● Task prompt:
Can you repeat the lines below with "Training examples" swapped for "Training samples" and nothing else altered?

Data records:
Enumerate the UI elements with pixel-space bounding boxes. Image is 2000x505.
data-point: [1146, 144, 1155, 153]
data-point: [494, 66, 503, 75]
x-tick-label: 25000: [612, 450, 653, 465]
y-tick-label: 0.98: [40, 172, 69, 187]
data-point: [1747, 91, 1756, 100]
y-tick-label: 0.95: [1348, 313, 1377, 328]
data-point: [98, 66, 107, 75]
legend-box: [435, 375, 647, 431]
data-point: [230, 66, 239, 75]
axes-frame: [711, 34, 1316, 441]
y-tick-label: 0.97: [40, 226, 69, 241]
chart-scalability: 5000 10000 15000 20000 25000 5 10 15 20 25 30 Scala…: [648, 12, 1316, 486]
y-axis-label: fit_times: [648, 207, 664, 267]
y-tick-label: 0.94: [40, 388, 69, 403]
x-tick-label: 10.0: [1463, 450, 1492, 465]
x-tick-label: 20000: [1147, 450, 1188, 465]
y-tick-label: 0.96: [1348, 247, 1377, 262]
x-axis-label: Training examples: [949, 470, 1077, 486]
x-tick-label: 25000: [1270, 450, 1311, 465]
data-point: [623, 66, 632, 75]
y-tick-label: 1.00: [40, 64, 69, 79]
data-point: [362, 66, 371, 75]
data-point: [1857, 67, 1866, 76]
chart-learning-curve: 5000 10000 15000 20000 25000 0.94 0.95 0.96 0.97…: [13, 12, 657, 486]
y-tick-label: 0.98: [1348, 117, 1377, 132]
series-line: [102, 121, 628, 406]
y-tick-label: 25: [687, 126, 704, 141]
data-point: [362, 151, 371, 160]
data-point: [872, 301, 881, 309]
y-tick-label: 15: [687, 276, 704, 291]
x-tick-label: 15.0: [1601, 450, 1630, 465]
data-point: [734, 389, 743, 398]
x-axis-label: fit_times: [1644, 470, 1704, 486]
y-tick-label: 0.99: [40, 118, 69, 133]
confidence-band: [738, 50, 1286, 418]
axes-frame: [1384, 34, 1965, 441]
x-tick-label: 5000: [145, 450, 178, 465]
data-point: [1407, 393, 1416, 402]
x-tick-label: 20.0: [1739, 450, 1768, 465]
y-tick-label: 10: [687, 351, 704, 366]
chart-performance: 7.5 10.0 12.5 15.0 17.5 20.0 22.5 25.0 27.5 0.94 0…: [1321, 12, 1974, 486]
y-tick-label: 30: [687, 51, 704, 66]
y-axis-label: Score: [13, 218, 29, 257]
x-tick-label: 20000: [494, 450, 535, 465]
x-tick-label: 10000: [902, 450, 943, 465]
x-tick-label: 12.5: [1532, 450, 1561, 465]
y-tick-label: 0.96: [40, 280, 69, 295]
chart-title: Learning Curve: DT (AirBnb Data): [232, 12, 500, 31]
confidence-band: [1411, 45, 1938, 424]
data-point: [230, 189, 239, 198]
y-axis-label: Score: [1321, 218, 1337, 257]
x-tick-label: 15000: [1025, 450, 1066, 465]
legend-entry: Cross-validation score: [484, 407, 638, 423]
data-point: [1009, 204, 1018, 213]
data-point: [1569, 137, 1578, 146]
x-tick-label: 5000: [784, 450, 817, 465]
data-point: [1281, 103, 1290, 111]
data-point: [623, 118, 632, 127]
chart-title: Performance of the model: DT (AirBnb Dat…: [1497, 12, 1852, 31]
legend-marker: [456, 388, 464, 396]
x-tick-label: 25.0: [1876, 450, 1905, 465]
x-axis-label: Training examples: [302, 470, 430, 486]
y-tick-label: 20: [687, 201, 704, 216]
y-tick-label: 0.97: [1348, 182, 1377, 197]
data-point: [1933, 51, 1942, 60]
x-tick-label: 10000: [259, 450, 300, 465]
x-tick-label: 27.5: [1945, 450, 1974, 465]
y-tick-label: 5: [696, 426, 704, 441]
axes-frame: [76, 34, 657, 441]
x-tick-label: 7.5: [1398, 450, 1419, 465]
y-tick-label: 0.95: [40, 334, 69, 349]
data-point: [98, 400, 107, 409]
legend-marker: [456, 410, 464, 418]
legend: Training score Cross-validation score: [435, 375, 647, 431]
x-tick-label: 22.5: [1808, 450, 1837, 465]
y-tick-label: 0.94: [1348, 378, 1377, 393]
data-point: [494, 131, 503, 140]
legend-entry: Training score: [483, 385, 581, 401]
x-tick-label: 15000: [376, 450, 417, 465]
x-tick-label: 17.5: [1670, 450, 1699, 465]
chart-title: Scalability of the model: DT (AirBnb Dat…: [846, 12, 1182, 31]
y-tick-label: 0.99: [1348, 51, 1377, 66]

● Response below:
Enumerate the UI elements with pixel-space bounding boxes. Image is 2000x505.
data-point: [1146, 144, 1155, 153]
data-point: [494, 66, 503, 75]
x-tick-label: 25000: [612, 450, 653, 465]
y-tick-label: 0.98: [40, 172, 69, 187]
data-point: [1747, 91, 1756, 100]
y-tick-label: 0.95: [1348, 313, 1377, 328]
data-point: [98, 66, 107, 75]
legend-box: [435, 375, 647, 431]
data-point: [230, 66, 239, 75]
axes-frame: [711, 34, 1316, 441]
y-tick-label: 0.97: [40, 226, 69, 241]
chart-scalability: 5000 10000 15000 20000 25000 5 10 15 20 25 30 Scala…: [648, 12, 1316, 486]
y-axis-label: fit_times: [648, 207, 664, 267]
y-tick-label: 0.94: [40, 388, 69, 403]
x-tick-label: 10.0: [1463, 450, 1492, 465]
x-tick-label: 20000: [1147, 450, 1188, 465]
y-tick-label: 0.96: [1348, 247, 1377, 262]
x-axis-label: Training samples: [949, 470, 1077, 486]
x-tick-label: 25000: [1270, 450, 1311, 465]
data-point: [623, 66, 632, 75]
y-tick-label: 1.00: [40, 64, 69, 79]
data-point: [362, 66, 371, 75]
data-point: [1857, 67, 1866, 76]
chart-learning-curve: 5000 10000 15000 20000 25000 0.94 0.95 0.96 0.97…: [13, 12, 657, 486]
y-tick-label: 0.98: [1348, 117, 1377, 132]
series-line: [102, 121, 628, 406]
y-tick-label: 25: [687, 126, 704, 141]
data-point: [362, 151, 371, 160]
data-point: [872, 301, 881, 309]
y-tick-label: 15: [687, 276, 704, 291]
x-tick-label: 15.0: [1601, 450, 1630, 465]
data-point: [734, 389, 743, 398]
x-axis-label: fit_times: [1644, 470, 1704, 486]
y-tick-label: 0.99: [40, 118, 69, 133]
confidence-band: [738, 50, 1286, 418]
axes-frame: [1384, 34, 1965, 441]
x-tick-label: 5000: [145, 450, 178, 465]
data-point: [1407, 393, 1416, 402]
x-tick-label: 20.0: [1739, 450, 1768, 465]
y-tick-label: 10: [687, 351, 704, 366]
chart-performance: 7.5 10.0 12.5 15.0 17.5 20.0 22.5 25.0 27.5 0.94 0…: [1321, 12, 1974, 486]
y-tick-label: 30: [687, 51, 704, 66]
y-axis-label: Score: [13, 218, 29, 257]
x-tick-label: 20000: [494, 450, 535, 465]
x-tick-label: 10000: [902, 450, 943, 465]
x-tick-label: 12.5: [1532, 450, 1561, 465]
y-tick-label: 0.96: [40, 280, 69, 295]
chart-title: Learning Curve: DT (AirBnb Data): [232, 12, 500, 31]
confidence-band: [1411, 45, 1938, 424]
data-point: [230, 189, 239, 198]
y-axis-label: Score: [1321, 218, 1337, 257]
x-tick-label: 15000: [1025, 450, 1066, 465]
legend-entry: Cross-validation score: [484, 407, 638, 423]
data-point: [1009, 204, 1018, 213]
data-point: [1569, 137, 1578, 146]
x-tick-label: 5000: [784, 450, 817, 465]
data-point: [1281, 103, 1290, 111]
data-point: [623, 118, 632, 127]
chart-title: Performance of the model: DT (AirBnb Dat…: [1497, 12, 1852, 31]
legend-marker: [456, 388, 464, 396]
x-tick-label: 25.0: [1876, 450, 1905, 465]
x-axis-label: Training samples: [302, 470, 430, 486]
y-tick-label: 20: [687, 201, 704, 216]
y-tick-label: 0.97: [1348, 182, 1377, 197]
data-point: [1933, 51, 1942, 60]
x-tick-label: 10000: [259, 450, 300, 465]
x-tick-label: 27.5: [1945, 450, 1974, 465]
y-tick-label: 5: [696, 426, 704, 441]
axes-frame: [76, 34, 657, 441]
x-tick-label: 7.5: [1398, 450, 1419, 465]
y-tick-label: 0.95: [40, 334, 69, 349]
data-point: [98, 400, 107, 409]
legend-marker: [456, 410, 464, 418]
legend: Training score Cross-validation score: [435, 375, 647, 431]
x-tick-label: 22.5: [1808, 450, 1837, 465]
y-tick-label: 0.94: [1348, 378, 1377, 393]
data-point: [494, 131, 503, 140]
legend-entry: Training score: [483, 385, 581, 401]
x-tick-label: 15000: [376, 450, 417, 465]
x-tick-label: 17.5: [1670, 450, 1699, 465]
chart-title: Scalability of the model: DT (AirBnb Dat…: [846, 12, 1182, 31]
y-tick-label: 0.99: [1348, 51, 1377, 66]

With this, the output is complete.